→ PROBLEM DETAILS: Count how many lines mention the word "Heliocentric". Write that number alone.
[START DATASET]
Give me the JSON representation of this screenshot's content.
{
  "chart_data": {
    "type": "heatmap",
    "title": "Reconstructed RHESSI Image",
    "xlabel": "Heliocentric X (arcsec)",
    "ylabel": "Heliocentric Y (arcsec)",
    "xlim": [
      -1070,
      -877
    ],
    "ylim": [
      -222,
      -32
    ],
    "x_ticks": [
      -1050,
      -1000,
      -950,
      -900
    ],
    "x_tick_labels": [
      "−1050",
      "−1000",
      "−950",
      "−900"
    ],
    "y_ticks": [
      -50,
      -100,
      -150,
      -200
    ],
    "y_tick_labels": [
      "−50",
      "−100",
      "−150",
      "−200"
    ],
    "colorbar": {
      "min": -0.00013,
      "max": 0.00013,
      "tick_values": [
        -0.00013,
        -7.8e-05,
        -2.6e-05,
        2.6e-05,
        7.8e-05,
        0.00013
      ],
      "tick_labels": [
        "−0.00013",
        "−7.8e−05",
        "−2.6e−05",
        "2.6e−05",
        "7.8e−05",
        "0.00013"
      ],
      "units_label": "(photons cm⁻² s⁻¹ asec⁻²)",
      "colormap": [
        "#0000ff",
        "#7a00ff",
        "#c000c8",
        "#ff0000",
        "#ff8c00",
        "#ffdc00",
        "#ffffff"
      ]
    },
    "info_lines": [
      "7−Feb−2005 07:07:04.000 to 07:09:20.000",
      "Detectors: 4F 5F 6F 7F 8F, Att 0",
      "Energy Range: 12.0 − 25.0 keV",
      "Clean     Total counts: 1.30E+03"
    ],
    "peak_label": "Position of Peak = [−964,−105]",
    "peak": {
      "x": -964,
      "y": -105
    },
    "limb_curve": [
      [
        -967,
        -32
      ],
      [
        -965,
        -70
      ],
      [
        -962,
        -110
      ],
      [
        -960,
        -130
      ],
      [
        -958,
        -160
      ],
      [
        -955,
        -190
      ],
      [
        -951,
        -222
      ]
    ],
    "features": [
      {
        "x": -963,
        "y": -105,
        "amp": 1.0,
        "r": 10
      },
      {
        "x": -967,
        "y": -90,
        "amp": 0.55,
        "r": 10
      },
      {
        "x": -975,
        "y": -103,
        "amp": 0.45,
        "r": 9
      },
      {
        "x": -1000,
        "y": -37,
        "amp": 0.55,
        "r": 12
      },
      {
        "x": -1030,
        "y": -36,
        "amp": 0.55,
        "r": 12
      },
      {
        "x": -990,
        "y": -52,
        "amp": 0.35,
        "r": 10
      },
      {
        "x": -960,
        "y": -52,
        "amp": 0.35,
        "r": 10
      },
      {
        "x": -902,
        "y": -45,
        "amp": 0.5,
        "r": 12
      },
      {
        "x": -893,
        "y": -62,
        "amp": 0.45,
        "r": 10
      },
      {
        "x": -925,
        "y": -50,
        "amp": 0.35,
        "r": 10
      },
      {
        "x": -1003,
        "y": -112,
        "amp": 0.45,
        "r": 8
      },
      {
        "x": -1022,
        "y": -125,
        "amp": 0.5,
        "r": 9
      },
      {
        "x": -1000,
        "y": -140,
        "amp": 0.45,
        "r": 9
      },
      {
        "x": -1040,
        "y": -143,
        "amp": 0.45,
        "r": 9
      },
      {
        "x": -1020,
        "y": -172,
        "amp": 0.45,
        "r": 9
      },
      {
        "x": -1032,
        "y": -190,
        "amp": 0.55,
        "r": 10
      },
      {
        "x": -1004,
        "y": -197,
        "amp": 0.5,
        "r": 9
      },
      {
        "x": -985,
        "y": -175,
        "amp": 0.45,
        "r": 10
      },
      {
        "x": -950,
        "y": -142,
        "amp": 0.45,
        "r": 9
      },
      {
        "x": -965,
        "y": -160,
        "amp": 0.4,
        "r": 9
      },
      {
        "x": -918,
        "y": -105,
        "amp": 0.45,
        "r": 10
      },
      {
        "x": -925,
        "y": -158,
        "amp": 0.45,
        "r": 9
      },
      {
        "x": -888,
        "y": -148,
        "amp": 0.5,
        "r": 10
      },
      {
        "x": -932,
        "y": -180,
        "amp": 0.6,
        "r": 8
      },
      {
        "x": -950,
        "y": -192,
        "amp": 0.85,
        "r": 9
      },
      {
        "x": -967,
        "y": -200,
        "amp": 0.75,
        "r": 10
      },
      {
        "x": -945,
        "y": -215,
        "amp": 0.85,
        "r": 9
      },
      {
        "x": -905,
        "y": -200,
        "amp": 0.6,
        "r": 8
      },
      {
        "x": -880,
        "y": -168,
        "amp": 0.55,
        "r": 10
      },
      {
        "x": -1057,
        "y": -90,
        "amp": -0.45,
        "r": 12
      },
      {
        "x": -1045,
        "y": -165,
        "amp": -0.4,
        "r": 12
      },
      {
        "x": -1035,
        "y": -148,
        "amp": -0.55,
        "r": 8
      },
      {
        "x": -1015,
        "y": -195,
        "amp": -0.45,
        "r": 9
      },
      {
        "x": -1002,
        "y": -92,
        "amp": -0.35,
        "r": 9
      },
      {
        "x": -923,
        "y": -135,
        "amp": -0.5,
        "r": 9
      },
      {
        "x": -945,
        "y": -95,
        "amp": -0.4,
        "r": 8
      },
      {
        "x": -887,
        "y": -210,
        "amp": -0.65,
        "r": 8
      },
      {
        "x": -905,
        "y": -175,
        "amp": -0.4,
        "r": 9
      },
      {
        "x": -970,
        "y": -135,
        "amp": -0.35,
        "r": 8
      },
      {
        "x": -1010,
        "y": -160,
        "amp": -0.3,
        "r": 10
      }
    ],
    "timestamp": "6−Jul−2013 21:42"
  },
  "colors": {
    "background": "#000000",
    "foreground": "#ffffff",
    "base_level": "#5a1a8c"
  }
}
[END DATASET]
→ THE REPLY: 2